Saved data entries
● ● ● ●

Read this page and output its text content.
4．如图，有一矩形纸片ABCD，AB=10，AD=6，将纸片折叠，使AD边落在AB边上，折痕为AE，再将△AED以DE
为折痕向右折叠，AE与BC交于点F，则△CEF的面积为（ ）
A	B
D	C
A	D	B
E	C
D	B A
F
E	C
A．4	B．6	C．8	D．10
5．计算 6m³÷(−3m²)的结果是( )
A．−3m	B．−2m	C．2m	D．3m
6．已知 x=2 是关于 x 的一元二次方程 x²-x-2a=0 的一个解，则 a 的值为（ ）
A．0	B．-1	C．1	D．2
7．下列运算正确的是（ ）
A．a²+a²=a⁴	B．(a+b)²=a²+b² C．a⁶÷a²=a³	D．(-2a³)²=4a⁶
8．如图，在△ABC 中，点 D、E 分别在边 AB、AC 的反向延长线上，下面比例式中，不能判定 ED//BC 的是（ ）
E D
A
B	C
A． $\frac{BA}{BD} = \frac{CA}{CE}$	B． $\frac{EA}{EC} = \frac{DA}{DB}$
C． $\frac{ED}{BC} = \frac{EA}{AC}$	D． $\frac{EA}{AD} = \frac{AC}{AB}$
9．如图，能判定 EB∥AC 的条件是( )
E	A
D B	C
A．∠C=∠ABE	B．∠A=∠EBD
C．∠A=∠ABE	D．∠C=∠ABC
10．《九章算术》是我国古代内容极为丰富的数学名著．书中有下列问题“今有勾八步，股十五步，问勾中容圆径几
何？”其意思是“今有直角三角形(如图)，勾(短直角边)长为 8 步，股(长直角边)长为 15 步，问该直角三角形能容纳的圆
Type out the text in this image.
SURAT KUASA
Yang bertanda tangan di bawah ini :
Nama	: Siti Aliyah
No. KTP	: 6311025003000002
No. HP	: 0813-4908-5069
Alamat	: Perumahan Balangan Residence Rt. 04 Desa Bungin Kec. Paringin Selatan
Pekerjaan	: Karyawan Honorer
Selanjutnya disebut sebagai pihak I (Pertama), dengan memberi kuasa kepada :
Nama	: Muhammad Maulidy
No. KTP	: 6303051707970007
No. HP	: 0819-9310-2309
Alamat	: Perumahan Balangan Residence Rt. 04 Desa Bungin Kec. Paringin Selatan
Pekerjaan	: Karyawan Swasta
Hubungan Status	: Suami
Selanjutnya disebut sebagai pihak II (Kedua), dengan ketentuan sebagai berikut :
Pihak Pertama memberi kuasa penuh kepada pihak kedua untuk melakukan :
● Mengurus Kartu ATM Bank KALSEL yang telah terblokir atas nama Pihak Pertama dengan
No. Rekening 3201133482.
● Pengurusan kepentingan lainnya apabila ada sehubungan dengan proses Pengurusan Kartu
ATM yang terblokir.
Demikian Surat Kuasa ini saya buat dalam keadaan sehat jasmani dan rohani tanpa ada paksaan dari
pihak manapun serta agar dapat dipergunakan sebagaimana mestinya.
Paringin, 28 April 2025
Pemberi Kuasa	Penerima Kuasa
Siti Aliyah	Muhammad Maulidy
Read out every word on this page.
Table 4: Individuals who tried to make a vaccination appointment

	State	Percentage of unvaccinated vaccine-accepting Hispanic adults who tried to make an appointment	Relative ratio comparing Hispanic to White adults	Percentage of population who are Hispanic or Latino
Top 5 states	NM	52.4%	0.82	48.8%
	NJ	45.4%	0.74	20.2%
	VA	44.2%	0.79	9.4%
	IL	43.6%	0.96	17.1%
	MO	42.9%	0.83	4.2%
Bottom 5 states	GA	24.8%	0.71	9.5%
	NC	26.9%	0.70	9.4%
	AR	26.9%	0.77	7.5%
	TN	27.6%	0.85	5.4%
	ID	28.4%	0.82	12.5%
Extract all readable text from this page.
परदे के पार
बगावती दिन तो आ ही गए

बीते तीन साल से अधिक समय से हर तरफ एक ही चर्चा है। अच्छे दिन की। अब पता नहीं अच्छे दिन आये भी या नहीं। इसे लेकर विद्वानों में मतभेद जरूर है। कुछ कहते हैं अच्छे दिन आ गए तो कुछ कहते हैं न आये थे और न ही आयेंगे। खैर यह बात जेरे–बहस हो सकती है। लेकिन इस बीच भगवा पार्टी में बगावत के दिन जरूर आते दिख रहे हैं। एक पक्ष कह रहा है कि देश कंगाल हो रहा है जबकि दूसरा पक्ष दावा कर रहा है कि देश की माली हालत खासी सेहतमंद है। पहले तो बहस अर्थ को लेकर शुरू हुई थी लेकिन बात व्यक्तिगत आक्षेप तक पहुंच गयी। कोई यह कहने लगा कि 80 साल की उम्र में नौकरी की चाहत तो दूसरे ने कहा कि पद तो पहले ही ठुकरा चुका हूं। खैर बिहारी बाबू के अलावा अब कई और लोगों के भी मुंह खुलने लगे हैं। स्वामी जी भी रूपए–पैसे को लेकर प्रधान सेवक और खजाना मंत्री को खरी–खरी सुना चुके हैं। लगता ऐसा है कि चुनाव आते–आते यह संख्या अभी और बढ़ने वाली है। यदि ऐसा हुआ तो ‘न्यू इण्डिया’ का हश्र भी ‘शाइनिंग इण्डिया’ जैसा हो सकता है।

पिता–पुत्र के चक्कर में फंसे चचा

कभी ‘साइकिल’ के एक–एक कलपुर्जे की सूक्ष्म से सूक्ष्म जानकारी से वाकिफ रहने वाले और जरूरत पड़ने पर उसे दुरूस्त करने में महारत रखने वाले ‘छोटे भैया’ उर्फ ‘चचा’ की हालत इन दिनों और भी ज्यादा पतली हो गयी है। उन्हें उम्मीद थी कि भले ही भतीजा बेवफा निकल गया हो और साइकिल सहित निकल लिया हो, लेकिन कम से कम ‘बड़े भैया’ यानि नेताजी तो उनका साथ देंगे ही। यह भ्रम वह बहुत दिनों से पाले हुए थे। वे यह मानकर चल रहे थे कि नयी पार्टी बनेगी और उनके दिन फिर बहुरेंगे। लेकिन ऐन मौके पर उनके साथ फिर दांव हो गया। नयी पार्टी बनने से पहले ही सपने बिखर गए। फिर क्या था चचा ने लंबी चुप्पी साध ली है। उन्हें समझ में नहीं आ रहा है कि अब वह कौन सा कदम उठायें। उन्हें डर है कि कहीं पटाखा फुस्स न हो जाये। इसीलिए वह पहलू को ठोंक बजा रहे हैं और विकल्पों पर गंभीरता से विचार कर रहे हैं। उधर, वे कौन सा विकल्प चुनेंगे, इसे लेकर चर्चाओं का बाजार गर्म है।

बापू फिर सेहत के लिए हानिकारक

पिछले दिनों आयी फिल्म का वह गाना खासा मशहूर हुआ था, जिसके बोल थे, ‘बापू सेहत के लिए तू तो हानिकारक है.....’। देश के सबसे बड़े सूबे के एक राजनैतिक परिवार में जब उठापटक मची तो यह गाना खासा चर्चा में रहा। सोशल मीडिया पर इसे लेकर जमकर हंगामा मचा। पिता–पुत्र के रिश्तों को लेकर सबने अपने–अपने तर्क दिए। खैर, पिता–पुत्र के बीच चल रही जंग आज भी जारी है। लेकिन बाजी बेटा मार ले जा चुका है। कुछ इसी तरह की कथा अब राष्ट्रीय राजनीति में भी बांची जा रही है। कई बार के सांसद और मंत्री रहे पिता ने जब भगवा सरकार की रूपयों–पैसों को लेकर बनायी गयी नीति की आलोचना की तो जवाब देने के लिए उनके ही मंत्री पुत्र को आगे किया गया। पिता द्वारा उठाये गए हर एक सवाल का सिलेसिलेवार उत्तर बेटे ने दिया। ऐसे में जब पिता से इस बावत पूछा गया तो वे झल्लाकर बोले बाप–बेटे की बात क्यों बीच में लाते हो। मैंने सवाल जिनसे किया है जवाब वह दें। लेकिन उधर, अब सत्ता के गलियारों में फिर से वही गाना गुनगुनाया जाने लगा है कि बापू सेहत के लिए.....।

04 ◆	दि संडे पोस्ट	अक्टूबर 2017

● ● ● ●

> _Given task_:
Take every line from the records above that has the word "terblokir" and copy it.

> _Solution to the exercise_:
● Mengurus Kartu ATM Bank KALSEL yang telah terblokir atas nama Pihak Pertama dengan
ATM yang terblokir.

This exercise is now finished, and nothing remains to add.